• What you will do
Extract all lines from the data beneath that include the word "جاتا".

****************

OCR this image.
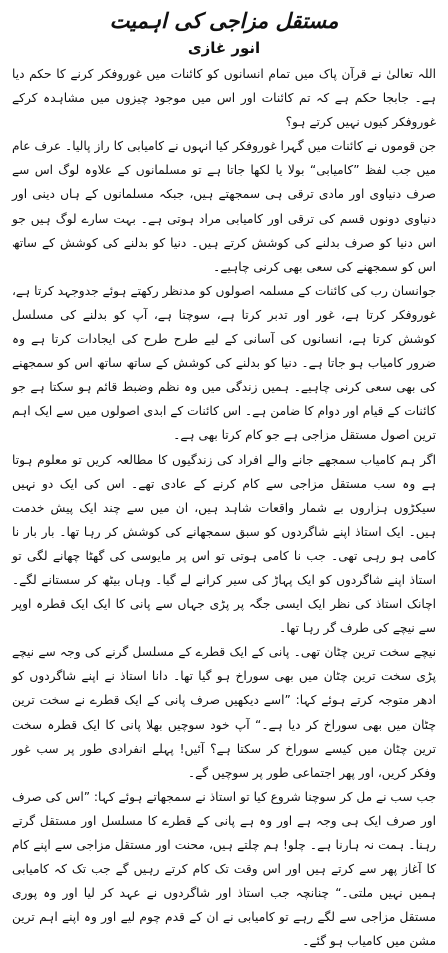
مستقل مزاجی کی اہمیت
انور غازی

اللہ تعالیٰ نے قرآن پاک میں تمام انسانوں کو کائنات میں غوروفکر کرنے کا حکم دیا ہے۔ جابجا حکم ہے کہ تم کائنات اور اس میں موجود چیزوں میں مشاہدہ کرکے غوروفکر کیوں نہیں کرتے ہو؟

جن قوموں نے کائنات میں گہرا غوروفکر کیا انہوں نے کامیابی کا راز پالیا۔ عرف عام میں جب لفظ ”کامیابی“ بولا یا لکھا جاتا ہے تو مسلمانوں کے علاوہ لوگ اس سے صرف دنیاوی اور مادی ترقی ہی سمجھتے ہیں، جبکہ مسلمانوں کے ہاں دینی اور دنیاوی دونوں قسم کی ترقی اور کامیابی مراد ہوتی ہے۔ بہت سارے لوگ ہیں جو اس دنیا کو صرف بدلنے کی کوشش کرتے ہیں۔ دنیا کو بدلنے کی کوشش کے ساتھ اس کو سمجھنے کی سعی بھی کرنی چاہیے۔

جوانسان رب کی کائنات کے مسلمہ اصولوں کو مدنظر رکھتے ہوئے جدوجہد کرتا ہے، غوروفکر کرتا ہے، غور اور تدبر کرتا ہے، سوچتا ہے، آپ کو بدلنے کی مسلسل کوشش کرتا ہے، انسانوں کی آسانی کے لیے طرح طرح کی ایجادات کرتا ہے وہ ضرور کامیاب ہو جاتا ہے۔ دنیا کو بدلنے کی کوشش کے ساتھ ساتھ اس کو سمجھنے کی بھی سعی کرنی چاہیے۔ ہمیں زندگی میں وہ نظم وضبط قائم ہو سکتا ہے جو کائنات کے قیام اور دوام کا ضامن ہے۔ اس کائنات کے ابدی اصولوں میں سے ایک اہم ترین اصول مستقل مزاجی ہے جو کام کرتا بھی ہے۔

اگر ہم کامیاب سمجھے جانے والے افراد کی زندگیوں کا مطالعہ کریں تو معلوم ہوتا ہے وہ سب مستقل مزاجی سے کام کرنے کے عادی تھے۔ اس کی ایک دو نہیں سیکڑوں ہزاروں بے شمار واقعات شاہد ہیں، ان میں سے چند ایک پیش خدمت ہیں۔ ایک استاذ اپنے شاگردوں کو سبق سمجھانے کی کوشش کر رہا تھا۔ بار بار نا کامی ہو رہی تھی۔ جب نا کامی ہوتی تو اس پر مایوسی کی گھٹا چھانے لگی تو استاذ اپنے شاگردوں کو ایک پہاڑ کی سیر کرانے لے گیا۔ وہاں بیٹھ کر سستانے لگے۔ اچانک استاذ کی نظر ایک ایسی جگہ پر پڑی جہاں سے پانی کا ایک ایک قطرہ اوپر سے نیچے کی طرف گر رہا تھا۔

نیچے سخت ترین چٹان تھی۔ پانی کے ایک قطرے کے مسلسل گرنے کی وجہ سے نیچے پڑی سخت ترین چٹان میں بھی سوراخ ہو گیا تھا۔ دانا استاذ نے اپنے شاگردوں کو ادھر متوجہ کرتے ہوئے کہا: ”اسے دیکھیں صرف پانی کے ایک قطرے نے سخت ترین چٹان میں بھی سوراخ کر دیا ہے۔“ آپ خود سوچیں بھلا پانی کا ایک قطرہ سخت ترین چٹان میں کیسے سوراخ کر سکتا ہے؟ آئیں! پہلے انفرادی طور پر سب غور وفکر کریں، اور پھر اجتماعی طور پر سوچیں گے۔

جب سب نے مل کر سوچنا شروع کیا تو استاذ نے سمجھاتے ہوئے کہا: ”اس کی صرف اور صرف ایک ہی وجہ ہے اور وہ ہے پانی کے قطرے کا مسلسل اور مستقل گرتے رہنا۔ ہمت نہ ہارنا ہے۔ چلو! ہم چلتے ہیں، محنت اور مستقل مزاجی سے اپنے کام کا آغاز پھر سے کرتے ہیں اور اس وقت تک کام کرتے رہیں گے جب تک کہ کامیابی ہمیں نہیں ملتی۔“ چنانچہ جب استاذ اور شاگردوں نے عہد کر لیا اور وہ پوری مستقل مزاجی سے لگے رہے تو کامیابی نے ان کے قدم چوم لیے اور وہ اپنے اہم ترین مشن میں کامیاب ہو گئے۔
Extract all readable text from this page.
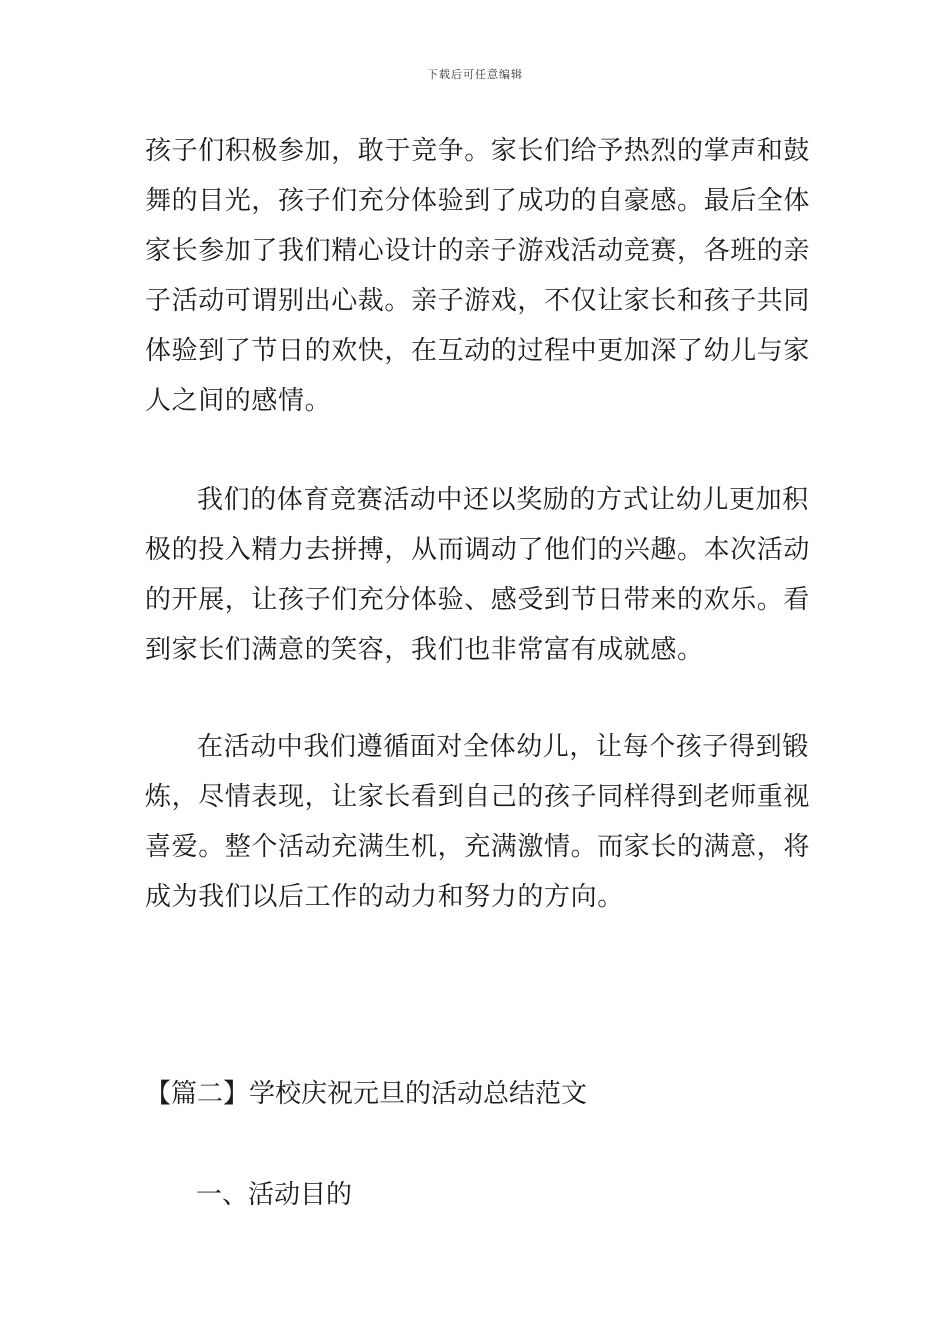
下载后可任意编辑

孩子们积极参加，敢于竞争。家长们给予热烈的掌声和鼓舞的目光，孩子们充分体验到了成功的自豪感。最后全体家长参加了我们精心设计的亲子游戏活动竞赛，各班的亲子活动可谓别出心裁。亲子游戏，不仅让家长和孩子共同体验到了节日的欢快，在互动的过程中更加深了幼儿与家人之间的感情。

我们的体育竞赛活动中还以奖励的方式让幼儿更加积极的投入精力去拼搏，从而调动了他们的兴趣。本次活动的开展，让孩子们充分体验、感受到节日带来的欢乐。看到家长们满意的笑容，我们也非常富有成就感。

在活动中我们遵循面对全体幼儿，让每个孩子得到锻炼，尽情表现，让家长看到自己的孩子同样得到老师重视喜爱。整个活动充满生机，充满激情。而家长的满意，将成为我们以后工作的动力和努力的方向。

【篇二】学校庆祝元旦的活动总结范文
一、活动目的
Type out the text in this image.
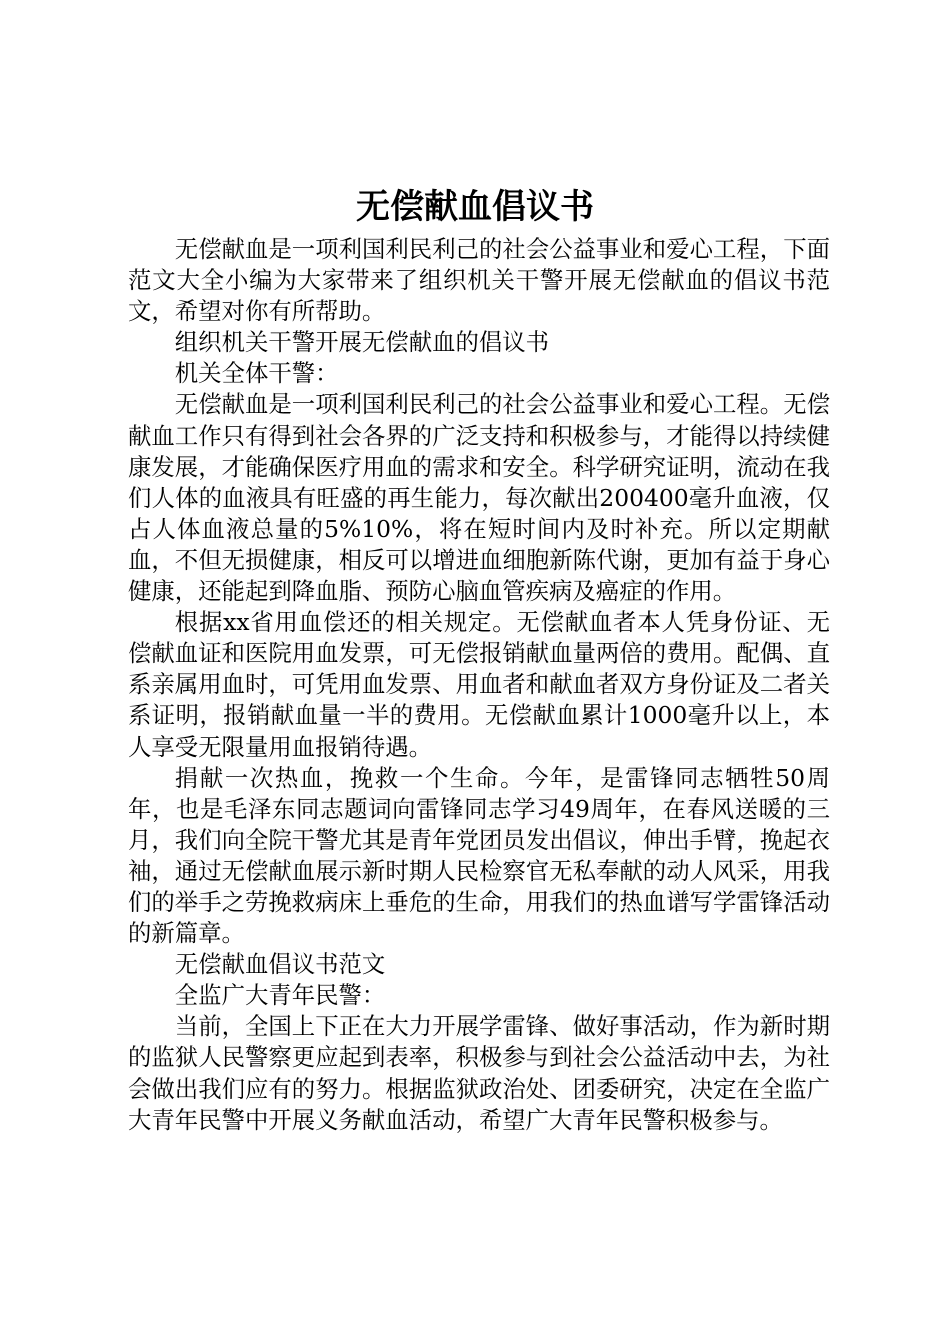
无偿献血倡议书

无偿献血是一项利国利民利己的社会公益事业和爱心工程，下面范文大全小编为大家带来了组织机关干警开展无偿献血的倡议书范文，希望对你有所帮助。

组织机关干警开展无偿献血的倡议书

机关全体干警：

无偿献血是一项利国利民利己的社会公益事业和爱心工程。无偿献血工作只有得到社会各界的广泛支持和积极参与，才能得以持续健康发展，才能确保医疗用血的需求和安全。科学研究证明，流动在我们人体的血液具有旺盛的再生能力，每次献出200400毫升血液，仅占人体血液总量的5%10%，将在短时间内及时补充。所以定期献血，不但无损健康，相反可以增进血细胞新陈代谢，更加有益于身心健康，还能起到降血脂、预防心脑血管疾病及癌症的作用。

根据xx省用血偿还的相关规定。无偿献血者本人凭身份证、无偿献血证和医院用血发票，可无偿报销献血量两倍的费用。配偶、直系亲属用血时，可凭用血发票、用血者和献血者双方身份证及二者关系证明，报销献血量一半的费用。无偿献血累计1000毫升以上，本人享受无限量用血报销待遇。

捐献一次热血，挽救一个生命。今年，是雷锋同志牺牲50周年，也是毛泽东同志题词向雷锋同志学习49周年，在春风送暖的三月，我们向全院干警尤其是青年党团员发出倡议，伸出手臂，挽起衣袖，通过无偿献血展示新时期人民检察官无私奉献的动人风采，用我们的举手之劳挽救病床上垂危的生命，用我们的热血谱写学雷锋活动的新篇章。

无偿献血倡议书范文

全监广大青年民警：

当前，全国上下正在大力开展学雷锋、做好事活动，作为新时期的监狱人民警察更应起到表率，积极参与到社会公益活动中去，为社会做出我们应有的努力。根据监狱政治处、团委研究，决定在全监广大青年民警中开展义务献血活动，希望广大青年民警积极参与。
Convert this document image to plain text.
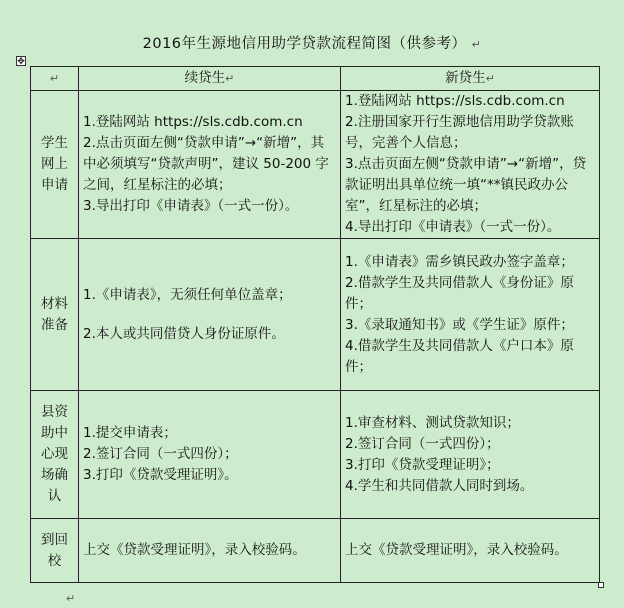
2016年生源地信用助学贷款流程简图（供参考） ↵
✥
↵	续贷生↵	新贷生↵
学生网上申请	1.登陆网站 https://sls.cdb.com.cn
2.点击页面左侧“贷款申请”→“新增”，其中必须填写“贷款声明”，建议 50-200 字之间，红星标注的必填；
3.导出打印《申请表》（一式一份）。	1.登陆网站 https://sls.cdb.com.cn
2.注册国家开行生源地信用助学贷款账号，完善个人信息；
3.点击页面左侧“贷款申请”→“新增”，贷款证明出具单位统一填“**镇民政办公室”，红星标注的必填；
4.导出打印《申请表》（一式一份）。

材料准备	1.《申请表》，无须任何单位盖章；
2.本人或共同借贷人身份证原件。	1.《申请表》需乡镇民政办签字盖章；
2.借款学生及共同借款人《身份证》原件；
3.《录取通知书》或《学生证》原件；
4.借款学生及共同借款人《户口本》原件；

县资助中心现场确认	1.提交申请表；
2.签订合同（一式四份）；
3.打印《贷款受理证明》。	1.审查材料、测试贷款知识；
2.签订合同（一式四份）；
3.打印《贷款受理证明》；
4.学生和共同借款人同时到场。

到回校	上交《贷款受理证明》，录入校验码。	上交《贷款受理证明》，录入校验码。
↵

****************

• Solution for this problem
جن قوموں نے کائنات میں گہرا غوروفکر کیا انہوں نے کامیابی کا راز پالیا۔ عرف عام میں جب لفظ ”کامیابی“ بولا یا لکھا جاتا ہے تو مسلمانوں کے علاوہ لوگ اس سے صرف دنیاوی اور مادی ترقی ہی سمجھتے ہیں، جبکہ مسلمانوں کے ہاں دینی اور دنیاوی دونوں قسم کی ترقی اور کامیابی مراد ہوتی ہے۔ بہت سارے لوگ ہیں جو اس دنیا کو صرف بدلنے کی کوشش کرتے ہیں۔ دنیا کو بدلنے کی کوشش کے ساتھ اس کو سمجھنے کی سعی بھی کرنی چاہیے۔
جوانسان رب کی کائنات کے مسلمہ اصولوں کو مدنظر رکھتے ہوئے جدوجہد کرتا ہے، غوروفکر کرتا ہے، غور اور تدبر کرتا ہے، سوچتا ہے، آپ کو بدلنے کی مسلسل کوشش کرتا ہے، انسانوں کی آسانی کے لیے طرح طرح کی ایجادات کرتا ہے وہ ضرور کامیاب ہو جاتا ہے۔ دنیا کو بدلنے کی کوشش کے ساتھ ساتھ اس کو سمجھنے کی بھی سعی کرنی چاہیے۔ ہمیں زندگی میں وہ نظم وضبط قائم ہو سکتا ہے جو کائنات کے قیام اور دوام کا ضامن ہے۔ اس کائنات کے ابدی اصولوں میں سے ایک اہم ترین اصول مستقل مزاجی ہے جو کام کرتا بھی ہے۔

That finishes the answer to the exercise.